Instructions to follow => State the number of lines in these records that include the word "will", and add nothing to it.
#####
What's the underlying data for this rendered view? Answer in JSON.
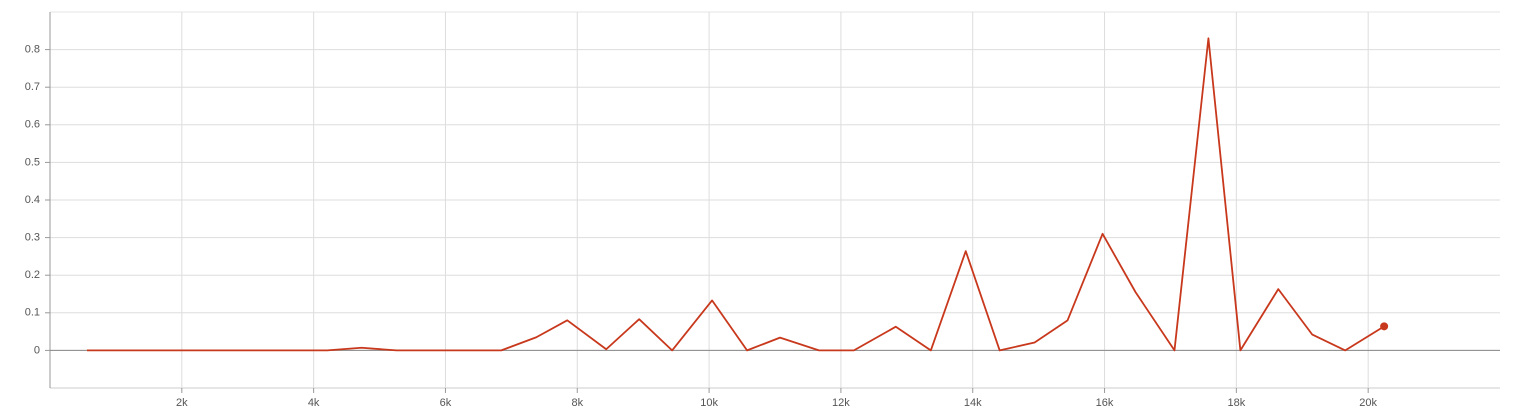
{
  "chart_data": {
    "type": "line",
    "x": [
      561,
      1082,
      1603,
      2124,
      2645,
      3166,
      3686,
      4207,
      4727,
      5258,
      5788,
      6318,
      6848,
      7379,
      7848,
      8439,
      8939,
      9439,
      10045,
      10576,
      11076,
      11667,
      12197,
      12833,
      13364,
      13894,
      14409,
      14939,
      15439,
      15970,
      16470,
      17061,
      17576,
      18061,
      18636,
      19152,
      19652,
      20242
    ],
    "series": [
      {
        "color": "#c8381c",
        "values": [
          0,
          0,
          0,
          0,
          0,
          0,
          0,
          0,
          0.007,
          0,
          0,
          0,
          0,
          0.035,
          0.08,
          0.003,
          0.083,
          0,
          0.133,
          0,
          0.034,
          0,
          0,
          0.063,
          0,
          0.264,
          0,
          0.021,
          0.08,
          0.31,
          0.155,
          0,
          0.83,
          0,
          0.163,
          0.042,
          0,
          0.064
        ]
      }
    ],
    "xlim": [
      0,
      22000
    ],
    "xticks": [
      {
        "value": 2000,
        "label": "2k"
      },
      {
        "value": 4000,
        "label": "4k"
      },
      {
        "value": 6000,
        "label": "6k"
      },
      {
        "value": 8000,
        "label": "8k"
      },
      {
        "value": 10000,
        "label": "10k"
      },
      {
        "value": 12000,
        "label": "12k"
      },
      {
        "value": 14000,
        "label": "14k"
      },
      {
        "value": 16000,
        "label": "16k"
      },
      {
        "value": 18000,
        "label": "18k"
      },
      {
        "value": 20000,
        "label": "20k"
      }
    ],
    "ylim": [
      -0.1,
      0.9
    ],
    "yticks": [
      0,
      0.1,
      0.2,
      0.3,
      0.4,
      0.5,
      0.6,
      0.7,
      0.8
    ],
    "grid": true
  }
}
#####
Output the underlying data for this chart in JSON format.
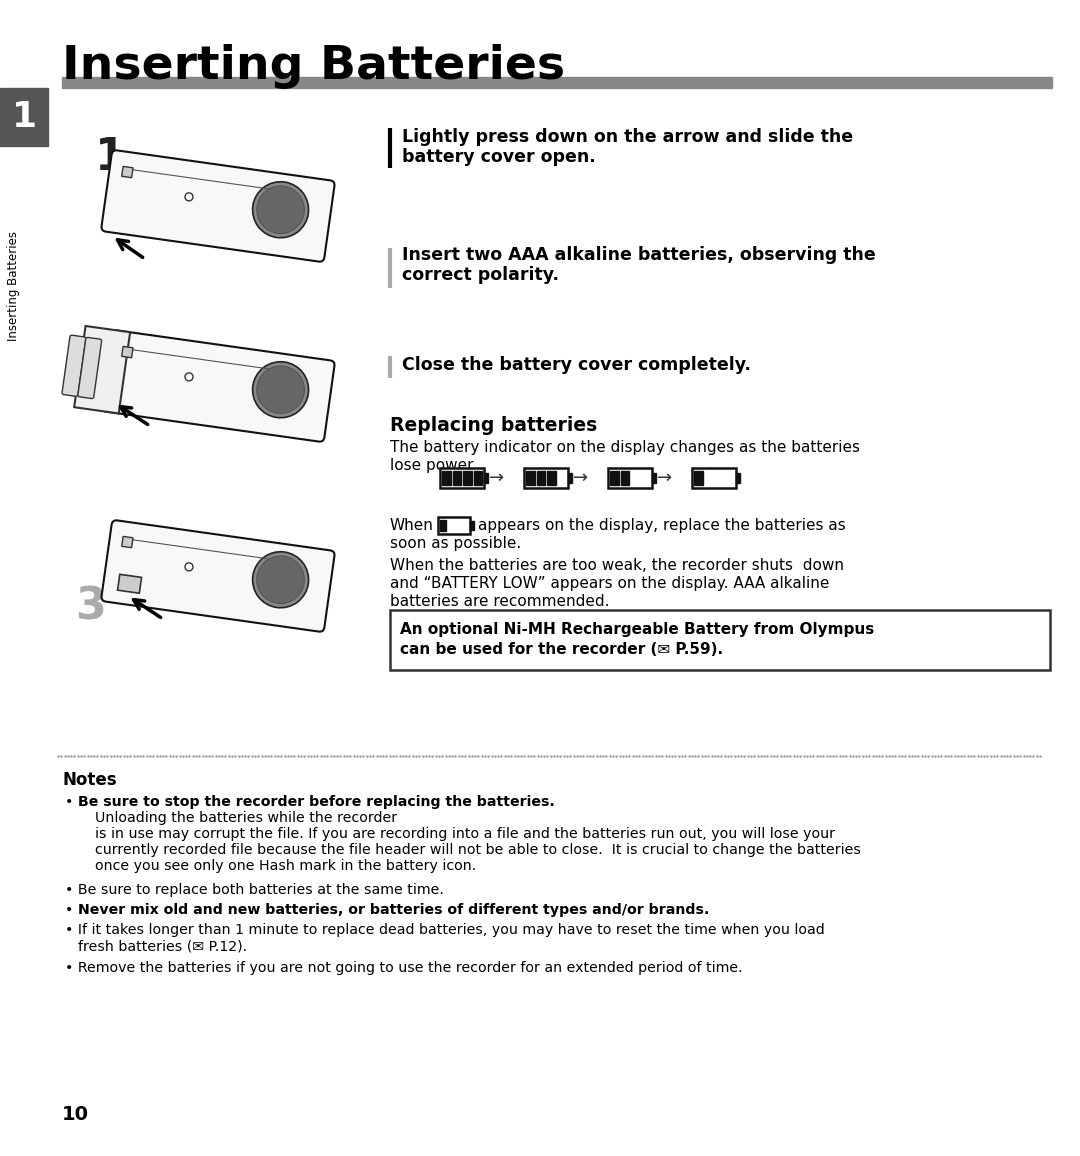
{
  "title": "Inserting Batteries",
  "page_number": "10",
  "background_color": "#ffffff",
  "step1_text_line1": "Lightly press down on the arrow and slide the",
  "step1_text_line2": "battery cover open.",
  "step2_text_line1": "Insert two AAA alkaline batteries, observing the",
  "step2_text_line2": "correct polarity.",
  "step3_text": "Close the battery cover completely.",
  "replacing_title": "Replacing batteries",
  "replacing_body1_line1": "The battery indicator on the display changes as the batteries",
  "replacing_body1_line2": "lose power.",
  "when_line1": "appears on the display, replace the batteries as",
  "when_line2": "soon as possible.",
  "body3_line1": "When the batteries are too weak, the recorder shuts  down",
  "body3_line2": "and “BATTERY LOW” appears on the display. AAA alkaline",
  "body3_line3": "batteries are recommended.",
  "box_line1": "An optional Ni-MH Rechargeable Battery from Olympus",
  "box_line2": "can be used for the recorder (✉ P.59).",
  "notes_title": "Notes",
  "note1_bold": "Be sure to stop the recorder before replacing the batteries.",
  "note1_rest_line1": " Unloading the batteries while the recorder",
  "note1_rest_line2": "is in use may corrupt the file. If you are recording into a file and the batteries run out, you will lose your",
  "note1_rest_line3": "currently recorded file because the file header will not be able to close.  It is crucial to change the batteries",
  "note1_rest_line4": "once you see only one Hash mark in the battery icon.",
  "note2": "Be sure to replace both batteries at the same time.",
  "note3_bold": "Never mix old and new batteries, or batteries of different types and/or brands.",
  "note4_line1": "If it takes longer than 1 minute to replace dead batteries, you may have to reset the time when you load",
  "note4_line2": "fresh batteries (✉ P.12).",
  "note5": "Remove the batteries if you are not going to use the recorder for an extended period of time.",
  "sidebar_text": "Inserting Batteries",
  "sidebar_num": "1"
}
#####
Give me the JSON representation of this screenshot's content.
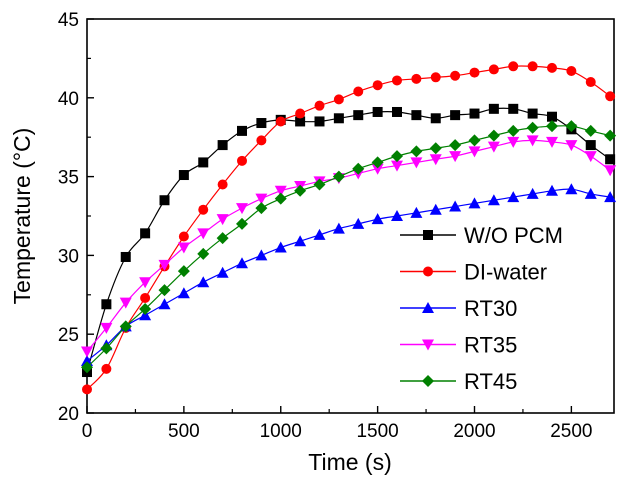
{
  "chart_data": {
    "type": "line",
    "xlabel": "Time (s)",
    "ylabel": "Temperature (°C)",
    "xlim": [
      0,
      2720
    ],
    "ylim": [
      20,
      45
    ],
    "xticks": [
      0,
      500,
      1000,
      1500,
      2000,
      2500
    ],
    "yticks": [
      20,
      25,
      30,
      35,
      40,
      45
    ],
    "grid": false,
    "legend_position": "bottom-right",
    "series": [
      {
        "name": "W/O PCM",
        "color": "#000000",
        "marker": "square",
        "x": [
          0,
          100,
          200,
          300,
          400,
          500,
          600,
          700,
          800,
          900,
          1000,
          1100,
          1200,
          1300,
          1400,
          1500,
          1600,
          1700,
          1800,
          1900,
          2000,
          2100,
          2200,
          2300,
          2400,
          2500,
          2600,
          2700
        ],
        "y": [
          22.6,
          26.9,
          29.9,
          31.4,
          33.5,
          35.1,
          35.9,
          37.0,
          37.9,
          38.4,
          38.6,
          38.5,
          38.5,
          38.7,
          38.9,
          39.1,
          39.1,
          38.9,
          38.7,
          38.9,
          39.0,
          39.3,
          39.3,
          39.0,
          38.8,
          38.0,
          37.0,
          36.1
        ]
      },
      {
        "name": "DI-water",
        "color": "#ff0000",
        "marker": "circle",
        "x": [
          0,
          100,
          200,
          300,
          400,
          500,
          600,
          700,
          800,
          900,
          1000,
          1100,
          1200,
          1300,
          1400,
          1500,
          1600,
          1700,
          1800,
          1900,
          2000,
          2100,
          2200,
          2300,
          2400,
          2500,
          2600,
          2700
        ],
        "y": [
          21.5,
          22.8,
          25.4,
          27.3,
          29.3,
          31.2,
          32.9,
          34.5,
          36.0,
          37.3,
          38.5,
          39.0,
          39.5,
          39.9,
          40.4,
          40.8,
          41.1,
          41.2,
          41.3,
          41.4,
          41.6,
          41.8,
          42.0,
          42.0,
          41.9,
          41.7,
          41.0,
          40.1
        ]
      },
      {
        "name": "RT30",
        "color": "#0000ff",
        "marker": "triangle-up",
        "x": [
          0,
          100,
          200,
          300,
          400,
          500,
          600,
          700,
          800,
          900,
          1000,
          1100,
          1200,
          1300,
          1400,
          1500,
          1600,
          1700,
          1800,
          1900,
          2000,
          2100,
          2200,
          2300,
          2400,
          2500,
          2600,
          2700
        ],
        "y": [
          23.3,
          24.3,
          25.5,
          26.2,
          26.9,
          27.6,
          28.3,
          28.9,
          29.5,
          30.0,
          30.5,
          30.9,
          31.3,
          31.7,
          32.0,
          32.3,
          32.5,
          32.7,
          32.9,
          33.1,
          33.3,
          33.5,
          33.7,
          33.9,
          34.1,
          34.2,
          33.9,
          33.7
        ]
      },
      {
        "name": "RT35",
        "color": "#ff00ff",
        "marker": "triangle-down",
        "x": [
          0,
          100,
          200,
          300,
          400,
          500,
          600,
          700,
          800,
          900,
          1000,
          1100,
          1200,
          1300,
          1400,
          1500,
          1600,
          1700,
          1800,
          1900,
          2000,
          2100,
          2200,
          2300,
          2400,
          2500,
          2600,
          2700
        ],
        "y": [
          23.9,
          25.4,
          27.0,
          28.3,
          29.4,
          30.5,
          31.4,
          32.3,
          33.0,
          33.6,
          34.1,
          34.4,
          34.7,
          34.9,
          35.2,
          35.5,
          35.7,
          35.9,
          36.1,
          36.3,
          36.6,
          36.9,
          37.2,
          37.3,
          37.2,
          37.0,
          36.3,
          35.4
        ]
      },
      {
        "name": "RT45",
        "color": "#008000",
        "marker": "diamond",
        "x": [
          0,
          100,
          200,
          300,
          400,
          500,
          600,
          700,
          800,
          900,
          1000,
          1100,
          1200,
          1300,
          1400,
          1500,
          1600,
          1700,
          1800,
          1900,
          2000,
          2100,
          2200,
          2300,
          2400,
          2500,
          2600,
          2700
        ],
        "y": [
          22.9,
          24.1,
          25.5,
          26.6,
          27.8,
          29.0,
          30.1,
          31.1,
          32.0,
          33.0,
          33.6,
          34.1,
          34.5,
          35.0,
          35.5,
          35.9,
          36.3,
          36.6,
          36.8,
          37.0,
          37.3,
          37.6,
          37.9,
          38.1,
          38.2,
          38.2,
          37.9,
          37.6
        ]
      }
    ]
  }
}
#####
Answer for this exercise => 2